[Problem set]
1. Rewrite everything from "This toolkit is" down to "the PreK12 context." in the PreK12 outreach toolkit text, putting "curriculum specialists" in place of "instructional designers".
2. Carry the PreK12 outreach toolkit text forward from its final sentence.

[Provided text]

This curriculum guide and toolkit originated from a series of consultations between the authors, a Higher Ed – PreK12 liaison, and an open education and copyright librarian. It initially culminated in a series of documents including curator and OER contributor checklists, release forms, and contributor agreements developed to support university students and faculty to create and share open educational resources. We presented this work at the Open Education Conference 2021 under the title “Boundary Spanners: Bridging Gaps Between Higher Education and PreK12.” After our presentation, we decided to pursue more formal documentation of the project and its resources. In our search for a publication venue, we realized that the Scholarly Communication Notebook (SCN), a resource for training graduate students, especially those enrolled in library and information science programs, may be a natural fit for developing the types of skills librarians and others in higher education need to assist others in forming respectful, informed, and productive working relationships with PreK12 audiences.

What is the Toolkit?

The openly-licensed toolkit includes editable course materials — readings, slides and presentation transcripts, sample communication templates, assignments and partnership evaluation forms — intended for self-study and mediated graduate and undergraduate instruction. The toolkit covers diverse areas of knowledge in a linear progression, including working with minors, educational standards-related issues, copyright, open-licensing, and acceptable uses of third-party works, communication skills, empowering teachers to provide their expertise, and adapting and sharing openly-licensed works. Each section of the toolkit contains presentations or readings, and either self-assessment or reflection questions. Some sections contain communication templates and customizable forms.

This toolkit is designed for higher education faculty and librarians, instructional designers, graduate students, and undergraduates who aspire themselves — or to assist others — in building respectful and productive outreach relationships with PreK12 teachers, and to create relevant open educational resources for use within the PreK12 context.

We’d love to hear about interest and use, and receive feedback! Here’s a form for providing that if you’d like: https://bit.ly/interest_hek12.

About the Authors

Anita Walz

is the Assistant Director of Open Education and Scholarly Communication Librarian at Virginia Tech where she founded and oversees the Open Education Initiative and OER grant program. She actively supports instructor adaptation, creation, and public sharing of open educational resources of various formats, including open textbooks, primary source collections, and emerging formats for learning resources such as interactive calculators and virtual reality animals. She holds a masters in Library and Information Science from the University of Illinois at Urbana-Champaign. She has worked in government, international, school, and academic libraries for the past 21 years.

[Dataset excerpt]
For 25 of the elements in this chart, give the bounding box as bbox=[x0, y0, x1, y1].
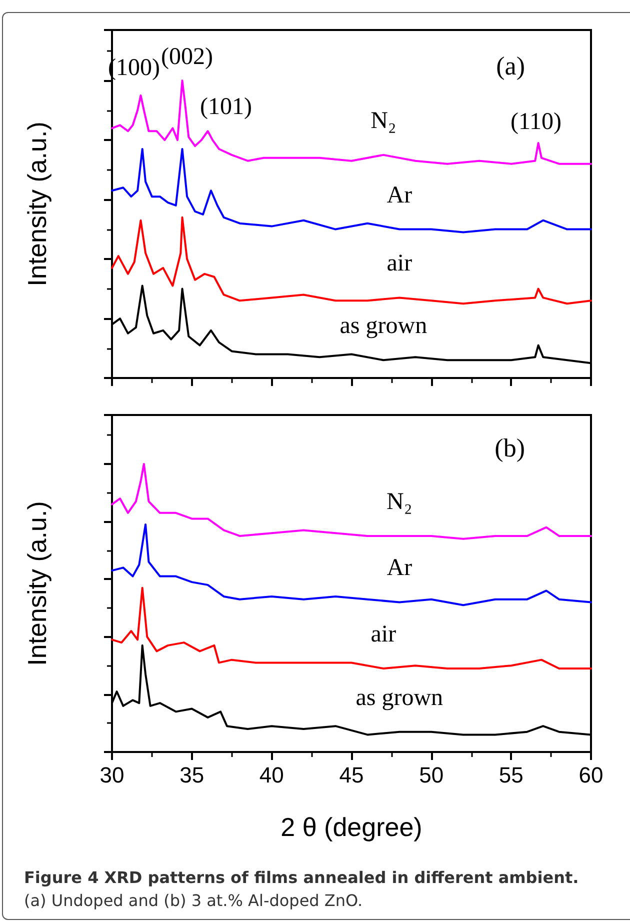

[The results]
1.
This toolkit is designed for higher education faculty and librarians, curriculum specialists, graduate students, and undergraduates who aspire themselves — or to assist others — in building respectful and productive outreach relationships with PreK12 teachers, and to create relevant open educational resources for use within the PreK12 context.

2.
Julee Farley, Ph.D., is a boundary spanner and evaluator whose work focuses on increased access and equity for under-resourced populations. She works with PreK-16 educators and researchers to create mutually beneficial research-practice partnerships, research impactful interventions, and design inspirational outreach and engagement experiences. Julee began this project while working at the Center for Educational Networks and Impacts at Virginia Tech; go to juleefarley.com for more recent updates about her work.

New to the SCN: Introduction to Open Education (Instructional Materials) 

This is the latest post in a series announcing resources created for the Scholarly Communication Notebook, or SCN. The SCN is a hub of open teaching and learning content on scholcomm topics that is both a complement to an open book-level introduction to scholarly communication librarianship and a disciplinary and course community for inclusively sharing models and practices. IMLS funded the SCN in 2019, permitting us to pay creators for their labor while building a solid initial collection. These works are the result of one of three calls for proposals (our first CFP was issued in fall 2020; the second in late spring ‘21, and the third in late fall 2021).

Today we’re excited to share materials for an “Introduction to Open Education” course (available via Google Drive, and in the SCN OER Commons Hub). This work was created by Sarah Hare, Open Education Librarian at Indiana University Bloomington and Ali Versluis, Acting Head, Research & Scholarship Team at the University of Guelph. They describe the course as “providing an intensive opportunity to become conversant in foundational topics related to open education.” By the end of the course, students will be able to define and explain core concepts related to open education. They will be able to identify resources used to find and create OER and will be familiar with methods for evaluating relevance and suitability. Learners will also be able to identify key stakeholders and craft meaningful, persuasive pitches that will resonate with these individuals. Students will critically engage with the open education movement, tackling issues such as underrepresented voices, accessibility, and labor.

Here are Sarah and Ali to introduce their course:

In 2018, we created and taught a week-long, intensive course at the FORCE 11 Scholarly Communication Institute (FSCI) in collaboration with our colleague Lillian Hogendoorn. The course, titled The Basics and Beyond: Developing a Critical, Community-Based Approach to Open Education, focused on introducing open education to novices while also moving beyond foundational concepts to delve into more complex issues, devoting significant amounts of time to interrogating the purported values of the open education movement, as well as our own values as practitioners. The FSCI iteration of the course was well-received by participants, who greatly appreciated the mixture of discussion and hands-on activities. Given this, we felt confident that the resulting syllabus, slides, and activities could be utilized in other contexts or as informal learning objects for library professionals interested in open education.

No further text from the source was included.